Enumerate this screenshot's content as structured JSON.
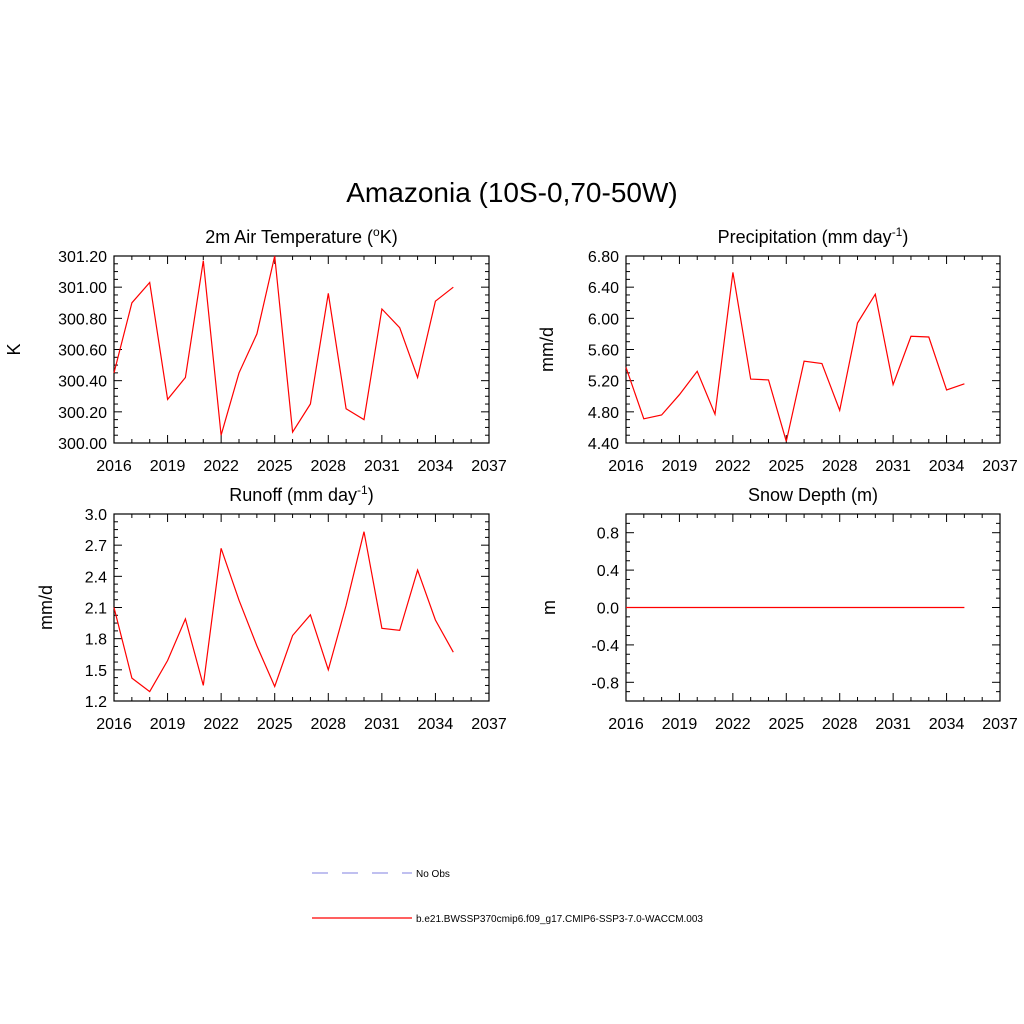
{
  "title": "Amazonia (10S-0,70-50W)",
  "colors": {
    "model": "#ff0000",
    "obs": "#9a9ae8",
    "axis": "#000000"
  },
  "legend": {
    "placement": "bottom-center",
    "entries": [
      {
        "label": "No Obs",
        "style": "dashed",
        "color": "#9a9ae8"
      },
      {
        "label": "b.e21.BWSSP370cmip6.f09_g17.CMIP6-SSP3-7.0-WACCM.003",
        "style": "solid",
        "color": "#ff0000"
      }
    ]
  },
  "chart_data": [
    {
      "id": "tas",
      "type": "line",
      "title": "2m Air Temperature (",
      "title_sup": "o",
      "title_post": "K)",
      "xlabel": "",
      "ylabel": "K",
      "xlim": [
        2016,
        2037
      ],
      "ylim": [
        300.0,
        301.2
      ],
      "xticks": [
        2016,
        2019,
        2022,
        2025,
        2028,
        2031,
        2034,
        2037
      ],
      "xtick_labels": [
        "2016",
        "2019",
        "2022",
        "2025",
        "2028",
        "2031",
        "2034",
        "2037"
      ],
      "yticks": [
        300.0,
        300.2,
        300.4,
        300.6,
        300.8,
        301.0,
        301.2
      ],
      "ytick_labels": [
        "300.00",
        "300.20",
        "300.40",
        "300.60",
        "300.80",
        "301.00",
        "301.20"
      ],
      "series": [
        {
          "name": "b.e21.BWSSP370cmip6.f09_g17.CMIP6-SSP3-7.0-WACCM.003",
          "x": [
            2016,
            2017,
            2018,
            2019,
            2020,
            2021,
            2022,
            2023,
            2024,
            2025,
            2026,
            2027,
            2028,
            2029,
            2030,
            2031,
            2032,
            2033,
            2034,
            2035
          ],
          "values": [
            300.45,
            300.9,
            301.03,
            300.28,
            300.42,
            301.17,
            300.05,
            300.45,
            300.7,
            301.2,
            300.07,
            300.25,
            300.96,
            300.22,
            300.15,
            300.86,
            300.74,
            300.42,
            300.91,
            301.0
          ]
        }
      ]
    },
    {
      "id": "pr",
      "type": "line",
      "title": "Precipitation (mm day",
      "title_sup": "-1",
      "title_post": ")",
      "xlabel": "",
      "ylabel": "mm/d",
      "xlim": [
        2016,
        2037
      ],
      "ylim": [
        4.4,
        6.8
      ],
      "xticks": [
        2016,
        2019,
        2022,
        2025,
        2028,
        2031,
        2034,
        2037
      ],
      "xtick_labels": [
        "2016",
        "2019",
        "2022",
        "2025",
        "2028",
        "2031",
        "2034",
        "2037"
      ],
      "yticks": [
        4.4,
        4.8,
        5.2,
        5.6,
        6.0,
        6.4,
        6.8
      ],
      "ytick_labels": [
        "4.40",
        "4.80",
        "5.20",
        "5.60",
        "6.00",
        "6.40",
        "6.80"
      ],
      "series": [
        {
          "name": "b.e21.BWSSP370cmip6.f09_g17.CMIP6-SSP3-7.0-WACCM.003",
          "x": [
            2016,
            2017,
            2018,
            2019,
            2020,
            2021,
            2022,
            2023,
            2024,
            2025,
            2026,
            2027,
            2028,
            2029,
            2030,
            2031,
            2032,
            2033,
            2034,
            2035
          ],
          "values": [
            5.37,
            4.71,
            4.76,
            5.02,
            5.32,
            4.77,
            6.59,
            5.22,
            5.21,
            4.42,
            5.45,
            5.42,
            4.82,
            5.94,
            6.31,
            5.15,
            5.77,
            5.76,
            5.08,
            5.16
          ]
        }
      ]
    },
    {
      "id": "runoff",
      "type": "line",
      "title": "Runoff (mm day",
      "title_sup": "-1",
      "title_post": ")",
      "xlabel": "",
      "ylabel": "mm/d",
      "xlim": [
        2016,
        2037
      ],
      "ylim": [
        1.2,
        3.0
      ],
      "xticks": [
        2016,
        2019,
        2022,
        2025,
        2028,
        2031,
        2034,
        2037
      ],
      "xtick_labels": [
        "2016",
        "2019",
        "2022",
        "2025",
        "2028",
        "2031",
        "2034",
        "2037"
      ],
      "yticks": [
        1.2,
        1.5,
        1.8,
        2.1,
        2.4,
        2.7,
        3.0
      ],
      "ytick_labels": [
        "1.2",
        "1.5",
        "1.8",
        "2.1",
        "2.4",
        "2.7",
        "3.0"
      ],
      "series": [
        {
          "name": "b.e21.BWSSP370cmip6.f09_g17.CMIP6-SSP3-7.0-WACCM.003",
          "x": [
            2016,
            2017,
            2018,
            2019,
            2020,
            2021,
            2022,
            2023,
            2024,
            2025,
            2026,
            2027,
            2028,
            2029,
            2030,
            2031,
            2032,
            2033,
            2034,
            2035
          ],
          "values": [
            2.1,
            1.42,
            1.29,
            1.59,
            1.99,
            1.35,
            2.67,
            2.17,
            1.73,
            1.34,
            1.83,
            2.03,
            1.5,
            2.12,
            2.83,
            1.9,
            1.88,
            2.46,
            1.98,
            1.67
          ]
        }
      ]
    },
    {
      "id": "snowd",
      "type": "line",
      "title": "Snow Depth (m)",
      "title_sup": "",
      "title_post": "",
      "xlabel": "",
      "ylabel": "m",
      "xlim": [
        2016,
        2037
      ],
      "ylim": [
        -1.0,
        1.0
      ],
      "xticks": [
        2016,
        2019,
        2022,
        2025,
        2028,
        2031,
        2034,
        2037
      ],
      "xtick_labels": [
        "2016",
        "2019",
        "2022",
        "2025",
        "2028",
        "2031",
        "2034",
        "2037"
      ],
      "yticks": [
        -0.8,
        -0.4,
        0.0,
        0.4,
        0.8
      ],
      "ytick_labels": [
        "-0.8",
        "-0.4",
        "0.0",
        "0.4",
        "0.8"
      ],
      "series": [
        {
          "name": "b.e21.BWSSP370cmip6.f09_g17.CMIP6-SSP3-7.0-WACCM.003",
          "x": [
            2016,
            2017,
            2018,
            2019,
            2020,
            2021,
            2022,
            2023,
            2024,
            2025,
            2026,
            2027,
            2028,
            2029,
            2030,
            2031,
            2032,
            2033,
            2034,
            2035
          ],
          "values": [
            0,
            0,
            0,
            0,
            0,
            0,
            0,
            0,
            0,
            0,
            0,
            0,
            0,
            0,
            0,
            0,
            0,
            0,
            0,
            0
          ]
        }
      ]
    }
  ]
}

* _The request_:
Of the lines in the material, how many hold the word "ylabel"? Reply with the number only.

* _Result for this task_:
4